## Brief
Tally the lines in the listing below that include "title". Answer with the count and nothing more.

## Records provided
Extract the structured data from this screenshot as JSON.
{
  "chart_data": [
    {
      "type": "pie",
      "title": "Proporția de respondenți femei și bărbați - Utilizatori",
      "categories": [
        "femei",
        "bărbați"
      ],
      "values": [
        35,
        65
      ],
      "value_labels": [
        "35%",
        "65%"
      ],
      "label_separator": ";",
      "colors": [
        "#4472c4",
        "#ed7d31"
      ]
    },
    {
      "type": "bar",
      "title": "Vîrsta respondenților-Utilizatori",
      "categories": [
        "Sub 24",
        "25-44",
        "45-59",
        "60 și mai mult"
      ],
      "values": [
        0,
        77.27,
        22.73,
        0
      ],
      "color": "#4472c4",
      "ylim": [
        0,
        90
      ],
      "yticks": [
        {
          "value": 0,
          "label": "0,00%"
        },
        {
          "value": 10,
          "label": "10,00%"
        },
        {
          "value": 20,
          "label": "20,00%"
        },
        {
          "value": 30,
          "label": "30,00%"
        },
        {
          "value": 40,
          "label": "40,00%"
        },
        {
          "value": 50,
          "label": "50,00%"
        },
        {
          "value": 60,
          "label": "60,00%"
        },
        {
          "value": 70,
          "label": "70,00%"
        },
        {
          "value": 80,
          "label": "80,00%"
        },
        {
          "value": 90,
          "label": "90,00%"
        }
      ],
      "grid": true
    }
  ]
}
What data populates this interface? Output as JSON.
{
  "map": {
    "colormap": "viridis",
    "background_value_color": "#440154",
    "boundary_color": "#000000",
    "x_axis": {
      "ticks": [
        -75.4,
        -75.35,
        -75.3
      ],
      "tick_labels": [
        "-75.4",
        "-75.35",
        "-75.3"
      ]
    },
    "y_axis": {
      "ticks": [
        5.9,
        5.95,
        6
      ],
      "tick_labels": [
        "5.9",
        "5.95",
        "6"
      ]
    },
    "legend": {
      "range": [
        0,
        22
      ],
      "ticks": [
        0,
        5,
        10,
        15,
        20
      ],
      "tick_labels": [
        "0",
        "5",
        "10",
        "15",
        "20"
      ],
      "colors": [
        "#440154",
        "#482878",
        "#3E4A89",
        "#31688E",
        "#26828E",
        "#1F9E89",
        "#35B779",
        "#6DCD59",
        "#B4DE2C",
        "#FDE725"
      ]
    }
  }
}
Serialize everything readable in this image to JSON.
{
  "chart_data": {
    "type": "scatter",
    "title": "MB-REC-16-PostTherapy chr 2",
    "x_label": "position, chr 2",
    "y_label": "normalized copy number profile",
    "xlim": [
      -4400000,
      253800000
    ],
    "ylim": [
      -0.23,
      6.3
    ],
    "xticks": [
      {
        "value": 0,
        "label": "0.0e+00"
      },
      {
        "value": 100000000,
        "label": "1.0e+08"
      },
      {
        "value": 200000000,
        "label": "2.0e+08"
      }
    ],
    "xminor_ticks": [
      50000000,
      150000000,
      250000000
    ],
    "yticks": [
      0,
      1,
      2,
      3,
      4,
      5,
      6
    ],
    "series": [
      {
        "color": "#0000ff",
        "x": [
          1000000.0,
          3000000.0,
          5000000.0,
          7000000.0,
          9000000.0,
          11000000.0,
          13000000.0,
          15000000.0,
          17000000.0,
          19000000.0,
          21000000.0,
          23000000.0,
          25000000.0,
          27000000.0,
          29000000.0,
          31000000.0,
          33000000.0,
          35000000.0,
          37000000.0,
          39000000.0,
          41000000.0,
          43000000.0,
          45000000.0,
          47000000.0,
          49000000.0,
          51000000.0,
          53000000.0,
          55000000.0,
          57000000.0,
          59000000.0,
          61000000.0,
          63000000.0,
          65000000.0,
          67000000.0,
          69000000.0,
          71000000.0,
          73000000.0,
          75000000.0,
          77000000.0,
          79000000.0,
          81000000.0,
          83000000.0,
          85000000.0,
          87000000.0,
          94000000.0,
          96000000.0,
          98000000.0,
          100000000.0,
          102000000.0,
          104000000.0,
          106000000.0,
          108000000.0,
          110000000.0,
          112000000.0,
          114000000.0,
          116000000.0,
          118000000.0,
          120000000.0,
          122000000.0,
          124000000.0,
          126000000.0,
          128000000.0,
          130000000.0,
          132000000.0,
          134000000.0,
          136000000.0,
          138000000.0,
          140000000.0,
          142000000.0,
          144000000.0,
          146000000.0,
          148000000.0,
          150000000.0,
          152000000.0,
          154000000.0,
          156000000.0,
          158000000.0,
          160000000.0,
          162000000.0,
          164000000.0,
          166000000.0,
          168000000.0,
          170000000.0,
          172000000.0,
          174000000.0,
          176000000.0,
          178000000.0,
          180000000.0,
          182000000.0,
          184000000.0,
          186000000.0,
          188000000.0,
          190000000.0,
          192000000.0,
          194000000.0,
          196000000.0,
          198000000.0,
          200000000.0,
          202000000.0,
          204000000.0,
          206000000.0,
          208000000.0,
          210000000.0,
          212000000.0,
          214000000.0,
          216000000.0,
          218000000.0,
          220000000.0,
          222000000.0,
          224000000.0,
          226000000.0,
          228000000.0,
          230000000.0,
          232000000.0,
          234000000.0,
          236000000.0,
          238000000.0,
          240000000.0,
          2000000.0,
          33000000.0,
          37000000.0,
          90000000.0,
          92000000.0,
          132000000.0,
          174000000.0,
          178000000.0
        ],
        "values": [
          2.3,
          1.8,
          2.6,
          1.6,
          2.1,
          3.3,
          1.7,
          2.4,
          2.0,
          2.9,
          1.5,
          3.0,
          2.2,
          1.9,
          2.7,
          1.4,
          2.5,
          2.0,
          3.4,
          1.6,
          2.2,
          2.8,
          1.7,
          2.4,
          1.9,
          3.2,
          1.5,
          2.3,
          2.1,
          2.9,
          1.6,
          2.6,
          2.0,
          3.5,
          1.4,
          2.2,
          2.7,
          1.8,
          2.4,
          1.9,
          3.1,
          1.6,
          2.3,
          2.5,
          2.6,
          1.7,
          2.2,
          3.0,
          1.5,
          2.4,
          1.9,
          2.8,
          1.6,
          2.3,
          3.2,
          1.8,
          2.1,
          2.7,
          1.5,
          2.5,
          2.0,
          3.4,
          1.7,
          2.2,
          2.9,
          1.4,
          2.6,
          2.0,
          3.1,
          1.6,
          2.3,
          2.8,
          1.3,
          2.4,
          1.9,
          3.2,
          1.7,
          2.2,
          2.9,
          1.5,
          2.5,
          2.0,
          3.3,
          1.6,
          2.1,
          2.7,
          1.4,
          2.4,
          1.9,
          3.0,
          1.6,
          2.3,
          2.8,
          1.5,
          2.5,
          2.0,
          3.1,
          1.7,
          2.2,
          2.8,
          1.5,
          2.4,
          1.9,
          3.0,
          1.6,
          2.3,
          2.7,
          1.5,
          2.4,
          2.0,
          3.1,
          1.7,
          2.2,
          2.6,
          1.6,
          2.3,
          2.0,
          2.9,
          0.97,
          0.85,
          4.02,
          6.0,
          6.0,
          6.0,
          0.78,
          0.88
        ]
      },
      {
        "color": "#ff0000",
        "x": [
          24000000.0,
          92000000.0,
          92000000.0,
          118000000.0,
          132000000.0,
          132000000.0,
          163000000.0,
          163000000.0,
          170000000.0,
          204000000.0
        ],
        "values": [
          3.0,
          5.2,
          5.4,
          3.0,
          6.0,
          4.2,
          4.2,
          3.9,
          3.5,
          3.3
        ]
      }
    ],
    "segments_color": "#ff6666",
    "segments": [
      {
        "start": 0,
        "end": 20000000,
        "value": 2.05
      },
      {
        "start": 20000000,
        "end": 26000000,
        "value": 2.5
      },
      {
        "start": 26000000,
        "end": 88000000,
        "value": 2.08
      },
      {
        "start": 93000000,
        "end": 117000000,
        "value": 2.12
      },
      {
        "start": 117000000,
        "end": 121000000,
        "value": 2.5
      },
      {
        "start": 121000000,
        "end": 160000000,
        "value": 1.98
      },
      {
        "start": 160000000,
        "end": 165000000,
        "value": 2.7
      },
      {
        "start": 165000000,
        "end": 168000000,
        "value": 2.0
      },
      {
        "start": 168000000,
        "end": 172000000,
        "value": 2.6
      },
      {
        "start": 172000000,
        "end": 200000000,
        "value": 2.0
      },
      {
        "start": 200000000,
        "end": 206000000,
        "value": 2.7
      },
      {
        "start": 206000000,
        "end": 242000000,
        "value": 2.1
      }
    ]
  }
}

## Task response
3